## Begin
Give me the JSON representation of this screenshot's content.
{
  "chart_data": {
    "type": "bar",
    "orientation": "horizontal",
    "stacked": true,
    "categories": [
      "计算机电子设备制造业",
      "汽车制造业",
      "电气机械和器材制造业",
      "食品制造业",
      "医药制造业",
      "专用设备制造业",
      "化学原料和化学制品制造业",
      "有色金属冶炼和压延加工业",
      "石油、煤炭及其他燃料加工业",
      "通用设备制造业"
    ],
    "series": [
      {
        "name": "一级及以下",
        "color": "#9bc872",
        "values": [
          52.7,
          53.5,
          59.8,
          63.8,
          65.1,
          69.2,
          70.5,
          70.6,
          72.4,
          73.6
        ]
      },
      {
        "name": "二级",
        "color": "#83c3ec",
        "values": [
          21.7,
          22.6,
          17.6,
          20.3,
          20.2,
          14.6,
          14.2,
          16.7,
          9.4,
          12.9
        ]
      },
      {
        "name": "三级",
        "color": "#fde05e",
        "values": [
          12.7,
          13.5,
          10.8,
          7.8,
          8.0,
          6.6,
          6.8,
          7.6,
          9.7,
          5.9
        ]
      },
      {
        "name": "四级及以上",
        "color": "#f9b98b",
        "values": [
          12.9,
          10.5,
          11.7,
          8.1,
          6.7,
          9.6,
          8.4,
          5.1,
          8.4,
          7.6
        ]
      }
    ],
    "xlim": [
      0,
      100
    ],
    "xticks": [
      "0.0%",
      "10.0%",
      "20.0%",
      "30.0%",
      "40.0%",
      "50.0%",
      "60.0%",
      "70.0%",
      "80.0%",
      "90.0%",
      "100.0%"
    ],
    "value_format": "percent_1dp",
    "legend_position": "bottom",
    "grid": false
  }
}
## End
## Begin
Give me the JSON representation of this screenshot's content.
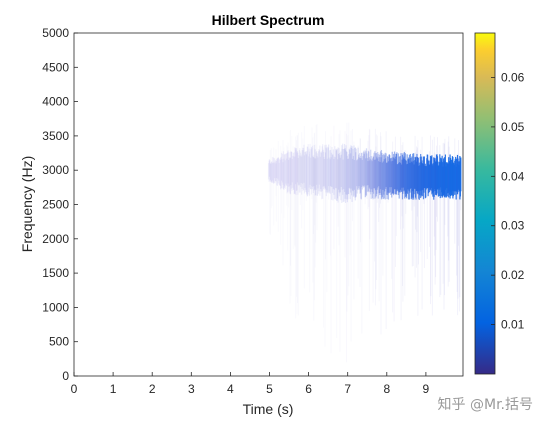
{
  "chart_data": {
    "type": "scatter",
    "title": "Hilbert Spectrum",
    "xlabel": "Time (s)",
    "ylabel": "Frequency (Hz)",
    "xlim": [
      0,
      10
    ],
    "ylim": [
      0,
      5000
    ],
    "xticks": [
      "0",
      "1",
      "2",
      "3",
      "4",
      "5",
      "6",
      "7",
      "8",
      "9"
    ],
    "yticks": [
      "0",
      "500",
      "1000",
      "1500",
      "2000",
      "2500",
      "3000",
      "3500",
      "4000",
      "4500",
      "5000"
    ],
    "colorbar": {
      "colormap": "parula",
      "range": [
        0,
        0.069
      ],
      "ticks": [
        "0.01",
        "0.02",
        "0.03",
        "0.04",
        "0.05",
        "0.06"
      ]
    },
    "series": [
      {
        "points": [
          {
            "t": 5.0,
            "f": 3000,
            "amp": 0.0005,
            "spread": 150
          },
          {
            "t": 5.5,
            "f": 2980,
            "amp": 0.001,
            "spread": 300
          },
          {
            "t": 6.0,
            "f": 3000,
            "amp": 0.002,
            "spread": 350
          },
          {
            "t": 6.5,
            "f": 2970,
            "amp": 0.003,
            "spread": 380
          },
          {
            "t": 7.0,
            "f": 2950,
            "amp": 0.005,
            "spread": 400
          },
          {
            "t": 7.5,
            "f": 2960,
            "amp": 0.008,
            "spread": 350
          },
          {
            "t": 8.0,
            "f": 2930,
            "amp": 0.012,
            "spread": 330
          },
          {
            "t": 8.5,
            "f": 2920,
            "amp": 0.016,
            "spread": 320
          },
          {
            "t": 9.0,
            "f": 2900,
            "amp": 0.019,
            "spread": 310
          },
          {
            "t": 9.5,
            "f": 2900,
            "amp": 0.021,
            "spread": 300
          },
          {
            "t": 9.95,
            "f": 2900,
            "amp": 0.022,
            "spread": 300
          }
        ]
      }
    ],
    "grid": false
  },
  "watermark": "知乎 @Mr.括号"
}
## End
## Begin
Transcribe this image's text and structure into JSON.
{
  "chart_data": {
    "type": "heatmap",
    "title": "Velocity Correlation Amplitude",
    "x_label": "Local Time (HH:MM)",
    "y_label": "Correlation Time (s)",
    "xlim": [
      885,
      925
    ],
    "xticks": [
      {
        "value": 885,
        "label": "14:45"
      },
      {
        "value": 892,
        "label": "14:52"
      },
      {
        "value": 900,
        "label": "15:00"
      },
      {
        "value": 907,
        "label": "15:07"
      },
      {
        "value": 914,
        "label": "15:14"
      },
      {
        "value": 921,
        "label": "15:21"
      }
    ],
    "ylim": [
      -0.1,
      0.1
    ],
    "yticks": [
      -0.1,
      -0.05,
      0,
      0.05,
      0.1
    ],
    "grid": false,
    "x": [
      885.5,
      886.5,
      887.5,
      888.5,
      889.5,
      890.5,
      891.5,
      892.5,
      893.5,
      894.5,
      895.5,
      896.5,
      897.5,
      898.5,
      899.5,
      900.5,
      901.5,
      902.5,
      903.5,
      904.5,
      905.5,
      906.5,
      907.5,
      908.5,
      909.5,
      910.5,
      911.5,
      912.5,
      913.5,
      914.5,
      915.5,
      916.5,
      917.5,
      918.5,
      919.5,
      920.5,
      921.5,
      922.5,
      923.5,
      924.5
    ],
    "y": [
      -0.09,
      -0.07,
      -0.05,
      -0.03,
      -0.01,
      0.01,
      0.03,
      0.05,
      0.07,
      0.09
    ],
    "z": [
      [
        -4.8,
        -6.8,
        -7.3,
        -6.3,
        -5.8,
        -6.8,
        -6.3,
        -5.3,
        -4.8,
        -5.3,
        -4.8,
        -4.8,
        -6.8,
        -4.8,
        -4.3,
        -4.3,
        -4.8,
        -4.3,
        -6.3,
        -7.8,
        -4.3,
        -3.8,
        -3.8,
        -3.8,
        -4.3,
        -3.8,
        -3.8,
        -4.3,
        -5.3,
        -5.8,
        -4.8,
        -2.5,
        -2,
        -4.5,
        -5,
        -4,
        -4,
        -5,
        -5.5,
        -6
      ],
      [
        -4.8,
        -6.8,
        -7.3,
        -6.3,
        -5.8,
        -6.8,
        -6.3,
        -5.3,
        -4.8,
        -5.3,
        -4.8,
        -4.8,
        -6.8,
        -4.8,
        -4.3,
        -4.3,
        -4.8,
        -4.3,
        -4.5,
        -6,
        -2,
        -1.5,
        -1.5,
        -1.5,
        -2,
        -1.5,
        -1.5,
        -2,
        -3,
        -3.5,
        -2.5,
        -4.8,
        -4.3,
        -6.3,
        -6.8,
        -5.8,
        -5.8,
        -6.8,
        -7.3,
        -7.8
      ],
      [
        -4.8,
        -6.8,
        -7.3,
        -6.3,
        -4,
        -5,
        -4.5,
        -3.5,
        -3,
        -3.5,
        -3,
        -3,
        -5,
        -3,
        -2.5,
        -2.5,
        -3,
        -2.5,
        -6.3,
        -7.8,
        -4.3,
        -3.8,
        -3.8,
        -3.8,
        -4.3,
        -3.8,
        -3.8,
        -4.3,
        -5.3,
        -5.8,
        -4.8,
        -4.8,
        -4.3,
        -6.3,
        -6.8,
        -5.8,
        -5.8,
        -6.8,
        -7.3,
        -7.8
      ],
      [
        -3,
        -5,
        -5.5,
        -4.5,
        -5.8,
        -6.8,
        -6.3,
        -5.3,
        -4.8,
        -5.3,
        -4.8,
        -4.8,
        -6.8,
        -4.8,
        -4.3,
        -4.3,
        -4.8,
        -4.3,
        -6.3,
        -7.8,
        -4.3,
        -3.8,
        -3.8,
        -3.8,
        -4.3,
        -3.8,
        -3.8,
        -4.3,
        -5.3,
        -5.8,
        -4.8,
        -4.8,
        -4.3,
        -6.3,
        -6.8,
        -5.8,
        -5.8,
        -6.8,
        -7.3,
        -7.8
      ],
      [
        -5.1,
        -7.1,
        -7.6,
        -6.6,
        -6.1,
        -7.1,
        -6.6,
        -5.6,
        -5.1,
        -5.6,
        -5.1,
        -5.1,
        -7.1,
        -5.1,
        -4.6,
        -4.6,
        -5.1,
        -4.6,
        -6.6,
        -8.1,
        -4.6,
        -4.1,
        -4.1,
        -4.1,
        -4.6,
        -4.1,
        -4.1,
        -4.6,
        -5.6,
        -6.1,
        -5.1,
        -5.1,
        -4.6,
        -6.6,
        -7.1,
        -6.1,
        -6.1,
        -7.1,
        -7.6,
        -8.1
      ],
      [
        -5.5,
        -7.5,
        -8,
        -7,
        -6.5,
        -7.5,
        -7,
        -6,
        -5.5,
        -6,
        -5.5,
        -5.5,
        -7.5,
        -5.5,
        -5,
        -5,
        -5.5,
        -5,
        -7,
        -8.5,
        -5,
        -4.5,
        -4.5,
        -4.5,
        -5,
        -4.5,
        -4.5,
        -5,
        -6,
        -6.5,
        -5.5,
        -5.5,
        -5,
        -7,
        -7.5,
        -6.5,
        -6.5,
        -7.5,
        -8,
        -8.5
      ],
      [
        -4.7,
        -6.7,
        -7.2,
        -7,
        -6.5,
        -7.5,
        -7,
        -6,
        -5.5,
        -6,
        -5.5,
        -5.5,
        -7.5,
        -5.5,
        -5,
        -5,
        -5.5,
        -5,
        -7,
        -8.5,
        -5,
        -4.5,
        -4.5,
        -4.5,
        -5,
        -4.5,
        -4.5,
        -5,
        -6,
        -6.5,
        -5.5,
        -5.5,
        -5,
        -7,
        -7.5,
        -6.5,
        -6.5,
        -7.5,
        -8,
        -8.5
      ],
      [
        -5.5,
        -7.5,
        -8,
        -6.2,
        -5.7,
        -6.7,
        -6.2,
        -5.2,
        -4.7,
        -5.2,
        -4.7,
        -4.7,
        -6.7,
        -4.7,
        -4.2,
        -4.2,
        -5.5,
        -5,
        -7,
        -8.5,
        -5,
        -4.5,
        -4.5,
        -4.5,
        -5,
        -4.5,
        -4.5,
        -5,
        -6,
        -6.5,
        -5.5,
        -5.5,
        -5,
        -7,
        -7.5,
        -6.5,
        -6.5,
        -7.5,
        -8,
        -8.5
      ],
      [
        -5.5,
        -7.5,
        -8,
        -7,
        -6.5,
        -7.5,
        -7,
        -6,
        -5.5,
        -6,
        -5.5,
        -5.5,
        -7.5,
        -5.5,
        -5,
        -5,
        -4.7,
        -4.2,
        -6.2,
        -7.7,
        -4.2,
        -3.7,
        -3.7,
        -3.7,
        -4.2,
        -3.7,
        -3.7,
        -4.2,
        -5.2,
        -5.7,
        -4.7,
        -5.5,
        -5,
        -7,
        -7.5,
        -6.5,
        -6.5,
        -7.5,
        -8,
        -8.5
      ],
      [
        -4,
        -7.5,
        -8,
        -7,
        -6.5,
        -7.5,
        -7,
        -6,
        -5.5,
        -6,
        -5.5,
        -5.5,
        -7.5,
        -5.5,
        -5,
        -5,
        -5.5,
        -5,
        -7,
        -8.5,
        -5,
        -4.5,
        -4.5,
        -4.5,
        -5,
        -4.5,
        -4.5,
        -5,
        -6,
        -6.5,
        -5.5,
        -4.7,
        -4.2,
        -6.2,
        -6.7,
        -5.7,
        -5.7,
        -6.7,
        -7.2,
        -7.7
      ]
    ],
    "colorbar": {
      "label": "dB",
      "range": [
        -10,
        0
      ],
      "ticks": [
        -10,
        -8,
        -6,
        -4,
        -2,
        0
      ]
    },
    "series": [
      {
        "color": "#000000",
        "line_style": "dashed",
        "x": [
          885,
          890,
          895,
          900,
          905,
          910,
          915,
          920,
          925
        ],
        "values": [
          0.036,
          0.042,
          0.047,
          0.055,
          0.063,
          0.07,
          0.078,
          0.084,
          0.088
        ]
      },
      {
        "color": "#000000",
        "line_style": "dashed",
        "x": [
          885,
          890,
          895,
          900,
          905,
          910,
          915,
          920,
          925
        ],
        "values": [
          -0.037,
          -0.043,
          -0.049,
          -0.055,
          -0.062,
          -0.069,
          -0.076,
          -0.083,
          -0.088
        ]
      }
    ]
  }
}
## End
__PROBLEM TO SOLVE__. Copy all lines of the material above where the string "Correlation" occurs.

__ANSWER TO THIS EXERCISE__.
    "title": "Velocity Correlation Amplitude",
    "y_label": "Correlation Time (s)",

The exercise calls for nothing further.